(Stored data entries)
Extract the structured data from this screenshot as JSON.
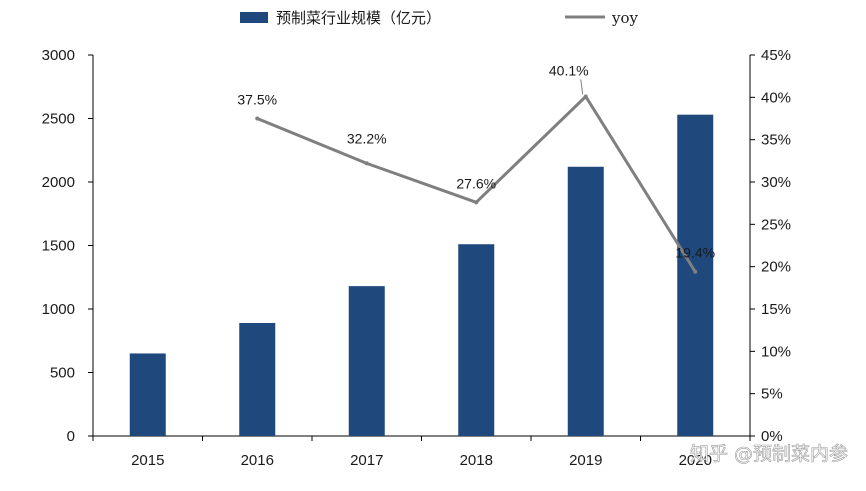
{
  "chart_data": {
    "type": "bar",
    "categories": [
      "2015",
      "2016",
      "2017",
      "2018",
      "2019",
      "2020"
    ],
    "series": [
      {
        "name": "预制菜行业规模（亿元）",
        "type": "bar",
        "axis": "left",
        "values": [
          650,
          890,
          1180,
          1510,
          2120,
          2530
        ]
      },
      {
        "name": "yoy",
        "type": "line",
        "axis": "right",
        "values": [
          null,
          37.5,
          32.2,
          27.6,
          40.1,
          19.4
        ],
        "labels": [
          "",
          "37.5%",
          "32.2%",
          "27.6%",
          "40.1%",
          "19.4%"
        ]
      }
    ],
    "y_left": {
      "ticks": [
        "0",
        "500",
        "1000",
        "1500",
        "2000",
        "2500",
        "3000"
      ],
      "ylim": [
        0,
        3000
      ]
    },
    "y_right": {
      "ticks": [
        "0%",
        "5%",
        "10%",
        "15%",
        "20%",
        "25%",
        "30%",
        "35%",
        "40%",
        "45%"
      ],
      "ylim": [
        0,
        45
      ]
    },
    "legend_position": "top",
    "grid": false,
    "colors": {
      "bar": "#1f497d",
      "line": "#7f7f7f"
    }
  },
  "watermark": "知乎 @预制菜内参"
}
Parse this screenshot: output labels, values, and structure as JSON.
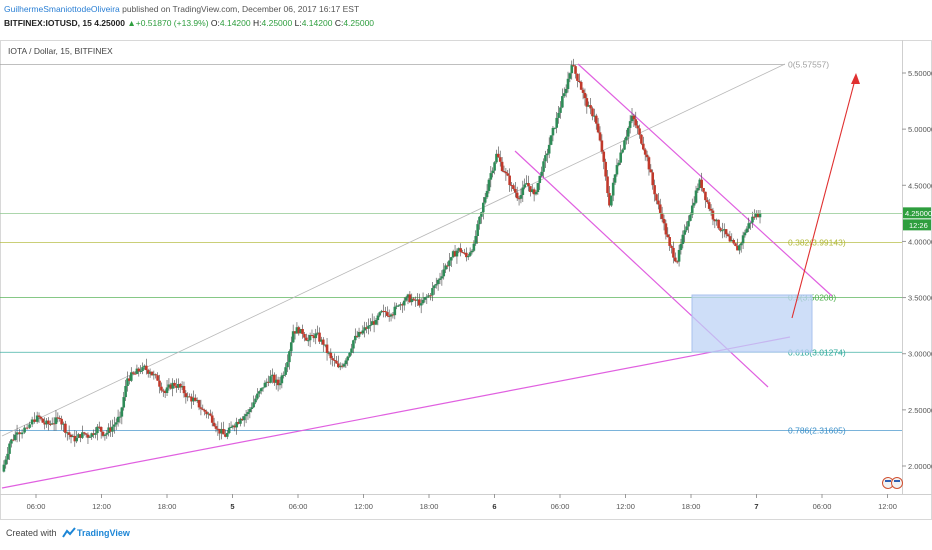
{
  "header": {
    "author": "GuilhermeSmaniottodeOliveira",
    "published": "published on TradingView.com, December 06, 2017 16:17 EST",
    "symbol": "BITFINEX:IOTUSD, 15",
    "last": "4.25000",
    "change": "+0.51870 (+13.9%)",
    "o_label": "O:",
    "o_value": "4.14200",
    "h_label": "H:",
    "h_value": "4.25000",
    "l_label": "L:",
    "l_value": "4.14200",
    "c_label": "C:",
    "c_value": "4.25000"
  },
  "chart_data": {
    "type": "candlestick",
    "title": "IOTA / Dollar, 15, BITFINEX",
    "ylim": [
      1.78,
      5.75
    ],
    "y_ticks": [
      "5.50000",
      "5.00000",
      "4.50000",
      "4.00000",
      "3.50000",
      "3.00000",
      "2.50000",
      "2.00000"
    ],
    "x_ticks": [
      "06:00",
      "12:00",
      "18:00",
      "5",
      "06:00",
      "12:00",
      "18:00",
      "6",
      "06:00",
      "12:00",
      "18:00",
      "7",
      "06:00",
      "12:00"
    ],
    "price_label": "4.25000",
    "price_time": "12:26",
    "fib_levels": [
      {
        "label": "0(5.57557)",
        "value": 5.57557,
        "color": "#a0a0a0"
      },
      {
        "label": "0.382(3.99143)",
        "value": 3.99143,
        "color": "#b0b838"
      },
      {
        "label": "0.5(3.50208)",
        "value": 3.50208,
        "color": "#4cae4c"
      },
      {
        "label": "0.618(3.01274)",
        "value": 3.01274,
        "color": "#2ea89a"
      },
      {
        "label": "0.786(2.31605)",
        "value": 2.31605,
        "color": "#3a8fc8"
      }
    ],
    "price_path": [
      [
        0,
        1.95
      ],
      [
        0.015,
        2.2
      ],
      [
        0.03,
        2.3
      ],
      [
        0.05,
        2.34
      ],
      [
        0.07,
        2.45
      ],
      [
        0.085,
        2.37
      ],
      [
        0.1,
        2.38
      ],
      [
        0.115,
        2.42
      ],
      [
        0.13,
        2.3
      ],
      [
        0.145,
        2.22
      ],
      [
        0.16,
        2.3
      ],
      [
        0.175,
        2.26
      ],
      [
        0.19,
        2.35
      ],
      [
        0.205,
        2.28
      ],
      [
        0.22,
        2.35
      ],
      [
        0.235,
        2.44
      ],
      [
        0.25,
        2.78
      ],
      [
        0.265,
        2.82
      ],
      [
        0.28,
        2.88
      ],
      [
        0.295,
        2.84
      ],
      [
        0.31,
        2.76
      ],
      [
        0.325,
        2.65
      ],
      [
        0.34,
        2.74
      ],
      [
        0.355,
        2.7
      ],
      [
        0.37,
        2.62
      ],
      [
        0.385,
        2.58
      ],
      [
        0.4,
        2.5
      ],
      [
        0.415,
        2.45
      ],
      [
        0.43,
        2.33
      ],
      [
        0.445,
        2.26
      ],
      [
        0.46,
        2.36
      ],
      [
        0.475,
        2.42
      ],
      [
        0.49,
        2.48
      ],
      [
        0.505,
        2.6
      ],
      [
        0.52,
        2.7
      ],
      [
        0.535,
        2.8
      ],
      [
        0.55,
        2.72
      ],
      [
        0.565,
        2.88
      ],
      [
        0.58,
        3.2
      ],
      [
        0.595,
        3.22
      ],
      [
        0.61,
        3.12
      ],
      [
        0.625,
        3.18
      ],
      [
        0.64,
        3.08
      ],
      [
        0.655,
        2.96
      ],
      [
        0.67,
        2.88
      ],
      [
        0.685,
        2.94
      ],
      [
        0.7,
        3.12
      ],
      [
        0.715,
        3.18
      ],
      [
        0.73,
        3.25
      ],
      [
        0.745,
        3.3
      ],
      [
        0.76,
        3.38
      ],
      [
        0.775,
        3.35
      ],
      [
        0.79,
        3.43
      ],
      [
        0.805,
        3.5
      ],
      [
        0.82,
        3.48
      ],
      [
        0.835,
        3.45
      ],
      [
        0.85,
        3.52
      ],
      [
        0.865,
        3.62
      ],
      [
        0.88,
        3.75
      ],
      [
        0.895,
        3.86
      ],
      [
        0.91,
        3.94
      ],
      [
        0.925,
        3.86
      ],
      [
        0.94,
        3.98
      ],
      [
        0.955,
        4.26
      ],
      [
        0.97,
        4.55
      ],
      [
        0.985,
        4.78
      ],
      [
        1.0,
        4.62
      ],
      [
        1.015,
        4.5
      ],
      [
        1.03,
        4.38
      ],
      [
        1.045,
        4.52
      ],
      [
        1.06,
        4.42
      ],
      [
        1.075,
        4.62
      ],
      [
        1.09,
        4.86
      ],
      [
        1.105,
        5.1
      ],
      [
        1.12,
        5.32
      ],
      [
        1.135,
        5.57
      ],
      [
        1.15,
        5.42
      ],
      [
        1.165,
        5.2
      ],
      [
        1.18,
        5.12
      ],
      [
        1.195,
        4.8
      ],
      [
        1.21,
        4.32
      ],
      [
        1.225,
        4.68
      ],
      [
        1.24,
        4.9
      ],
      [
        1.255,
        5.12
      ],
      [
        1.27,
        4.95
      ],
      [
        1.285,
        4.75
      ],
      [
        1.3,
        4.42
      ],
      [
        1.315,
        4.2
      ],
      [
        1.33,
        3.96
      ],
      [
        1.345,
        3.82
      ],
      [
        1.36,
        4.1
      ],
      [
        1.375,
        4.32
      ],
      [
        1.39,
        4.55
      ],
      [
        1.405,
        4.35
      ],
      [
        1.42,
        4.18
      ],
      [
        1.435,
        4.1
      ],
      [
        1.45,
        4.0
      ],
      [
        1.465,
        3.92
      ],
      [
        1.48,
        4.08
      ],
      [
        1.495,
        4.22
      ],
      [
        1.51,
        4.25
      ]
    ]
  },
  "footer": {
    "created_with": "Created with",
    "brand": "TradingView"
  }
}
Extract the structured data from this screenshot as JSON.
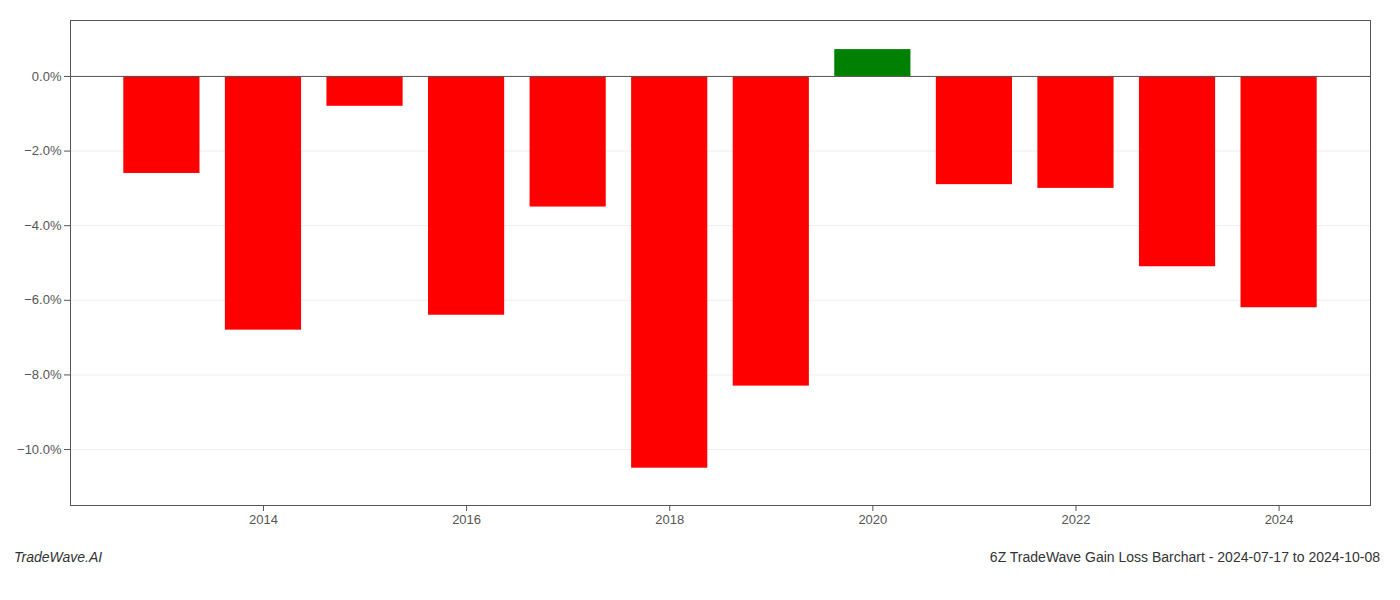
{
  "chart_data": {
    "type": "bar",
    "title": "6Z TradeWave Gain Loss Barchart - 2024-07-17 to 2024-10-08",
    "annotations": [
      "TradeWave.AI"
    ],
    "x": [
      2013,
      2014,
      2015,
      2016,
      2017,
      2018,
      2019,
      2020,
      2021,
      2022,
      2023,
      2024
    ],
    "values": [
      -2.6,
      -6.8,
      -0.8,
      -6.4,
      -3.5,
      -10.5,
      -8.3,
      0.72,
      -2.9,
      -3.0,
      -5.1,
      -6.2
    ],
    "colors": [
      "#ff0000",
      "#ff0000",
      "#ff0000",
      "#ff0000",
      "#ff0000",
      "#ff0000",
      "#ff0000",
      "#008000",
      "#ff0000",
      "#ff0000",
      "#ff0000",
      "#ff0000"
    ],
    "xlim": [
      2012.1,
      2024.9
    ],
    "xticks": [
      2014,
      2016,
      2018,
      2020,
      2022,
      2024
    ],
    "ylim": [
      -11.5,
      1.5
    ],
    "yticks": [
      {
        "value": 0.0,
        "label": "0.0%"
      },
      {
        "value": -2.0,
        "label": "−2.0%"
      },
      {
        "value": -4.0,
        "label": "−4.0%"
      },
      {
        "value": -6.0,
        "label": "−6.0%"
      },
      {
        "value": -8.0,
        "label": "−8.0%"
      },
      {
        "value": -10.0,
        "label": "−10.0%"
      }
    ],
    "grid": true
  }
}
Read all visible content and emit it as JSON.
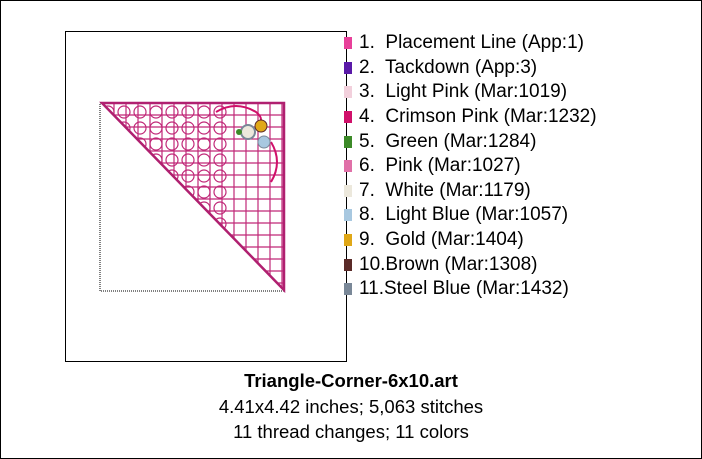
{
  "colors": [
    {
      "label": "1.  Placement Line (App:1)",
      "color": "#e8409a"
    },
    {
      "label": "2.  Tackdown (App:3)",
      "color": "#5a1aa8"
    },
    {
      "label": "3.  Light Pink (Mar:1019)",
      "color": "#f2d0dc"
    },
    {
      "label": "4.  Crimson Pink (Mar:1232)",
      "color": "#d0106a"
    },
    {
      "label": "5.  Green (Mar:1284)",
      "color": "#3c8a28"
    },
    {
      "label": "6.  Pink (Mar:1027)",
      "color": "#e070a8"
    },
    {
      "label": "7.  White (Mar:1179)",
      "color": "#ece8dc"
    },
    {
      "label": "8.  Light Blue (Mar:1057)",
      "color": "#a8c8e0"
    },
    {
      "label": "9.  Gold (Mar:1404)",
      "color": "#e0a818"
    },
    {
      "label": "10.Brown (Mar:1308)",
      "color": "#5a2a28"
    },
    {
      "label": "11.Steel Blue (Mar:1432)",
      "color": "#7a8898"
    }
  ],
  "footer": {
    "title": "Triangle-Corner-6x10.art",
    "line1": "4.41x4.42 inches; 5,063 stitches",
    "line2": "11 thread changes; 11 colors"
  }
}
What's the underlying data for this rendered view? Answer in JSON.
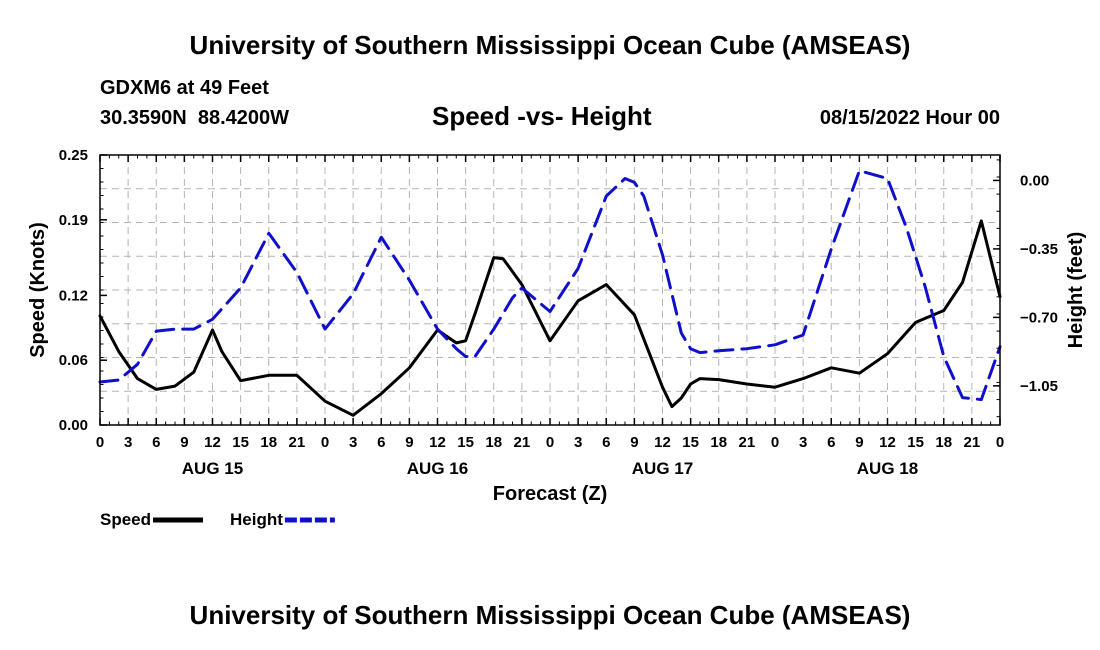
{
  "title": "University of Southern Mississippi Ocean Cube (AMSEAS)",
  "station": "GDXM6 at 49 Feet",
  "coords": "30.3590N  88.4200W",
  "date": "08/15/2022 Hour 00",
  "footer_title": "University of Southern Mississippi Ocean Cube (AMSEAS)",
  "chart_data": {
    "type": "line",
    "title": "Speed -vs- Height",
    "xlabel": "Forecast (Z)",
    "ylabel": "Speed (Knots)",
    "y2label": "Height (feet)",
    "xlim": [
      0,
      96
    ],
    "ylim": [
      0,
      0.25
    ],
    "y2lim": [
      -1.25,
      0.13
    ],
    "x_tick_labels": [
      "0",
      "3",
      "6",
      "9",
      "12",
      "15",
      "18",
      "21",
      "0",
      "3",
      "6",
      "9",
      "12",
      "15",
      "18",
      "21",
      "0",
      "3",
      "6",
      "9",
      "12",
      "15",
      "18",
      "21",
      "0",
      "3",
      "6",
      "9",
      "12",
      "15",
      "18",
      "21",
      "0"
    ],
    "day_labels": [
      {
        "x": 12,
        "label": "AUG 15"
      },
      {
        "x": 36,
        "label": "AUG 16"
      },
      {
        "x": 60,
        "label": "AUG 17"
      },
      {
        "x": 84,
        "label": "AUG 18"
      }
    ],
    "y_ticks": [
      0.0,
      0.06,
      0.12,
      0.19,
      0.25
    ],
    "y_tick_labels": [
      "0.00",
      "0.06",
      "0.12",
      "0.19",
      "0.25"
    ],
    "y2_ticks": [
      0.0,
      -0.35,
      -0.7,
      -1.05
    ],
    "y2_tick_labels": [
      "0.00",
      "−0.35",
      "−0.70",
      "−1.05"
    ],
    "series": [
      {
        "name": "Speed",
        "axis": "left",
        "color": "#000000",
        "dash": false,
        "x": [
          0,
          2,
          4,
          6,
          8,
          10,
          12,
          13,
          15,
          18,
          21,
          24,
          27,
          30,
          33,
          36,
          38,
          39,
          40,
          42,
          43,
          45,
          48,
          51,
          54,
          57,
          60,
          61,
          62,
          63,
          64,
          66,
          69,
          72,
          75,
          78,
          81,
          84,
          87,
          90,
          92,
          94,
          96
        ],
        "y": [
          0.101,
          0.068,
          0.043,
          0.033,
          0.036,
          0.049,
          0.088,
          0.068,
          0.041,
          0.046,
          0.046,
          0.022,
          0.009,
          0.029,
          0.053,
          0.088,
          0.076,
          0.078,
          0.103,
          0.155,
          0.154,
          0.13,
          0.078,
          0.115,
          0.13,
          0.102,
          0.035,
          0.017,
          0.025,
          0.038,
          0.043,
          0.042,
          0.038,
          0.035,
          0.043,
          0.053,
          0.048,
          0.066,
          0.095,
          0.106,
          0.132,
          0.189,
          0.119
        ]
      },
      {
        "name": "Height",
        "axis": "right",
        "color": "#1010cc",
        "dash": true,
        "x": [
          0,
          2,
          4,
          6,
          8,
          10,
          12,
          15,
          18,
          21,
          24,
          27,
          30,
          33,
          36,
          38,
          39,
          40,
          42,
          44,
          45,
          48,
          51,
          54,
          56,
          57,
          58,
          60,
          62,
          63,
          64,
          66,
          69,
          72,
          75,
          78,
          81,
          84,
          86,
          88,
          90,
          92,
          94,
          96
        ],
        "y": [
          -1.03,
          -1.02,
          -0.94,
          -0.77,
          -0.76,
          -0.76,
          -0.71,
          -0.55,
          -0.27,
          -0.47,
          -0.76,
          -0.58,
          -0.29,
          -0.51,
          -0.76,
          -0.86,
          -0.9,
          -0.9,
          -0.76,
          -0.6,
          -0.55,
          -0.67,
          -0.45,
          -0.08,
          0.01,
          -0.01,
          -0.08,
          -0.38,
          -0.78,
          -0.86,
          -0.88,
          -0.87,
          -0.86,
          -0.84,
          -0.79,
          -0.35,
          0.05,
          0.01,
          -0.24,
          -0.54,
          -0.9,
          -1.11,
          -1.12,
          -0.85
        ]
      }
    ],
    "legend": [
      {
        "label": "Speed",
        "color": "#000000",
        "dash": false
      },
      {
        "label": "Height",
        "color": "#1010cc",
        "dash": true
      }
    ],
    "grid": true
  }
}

EXERCISE DETAILS: Pick out every line holding the string "this" and return it.

RESPONSE BELOW:
Extract the structured data from this screenshot as JSON.
Parse this screenshot: output labels, values, and structure as JSON.
Extract the structured data from this screenshot as JSON.
What's the underlying data for this rendered view? Answer in JSON.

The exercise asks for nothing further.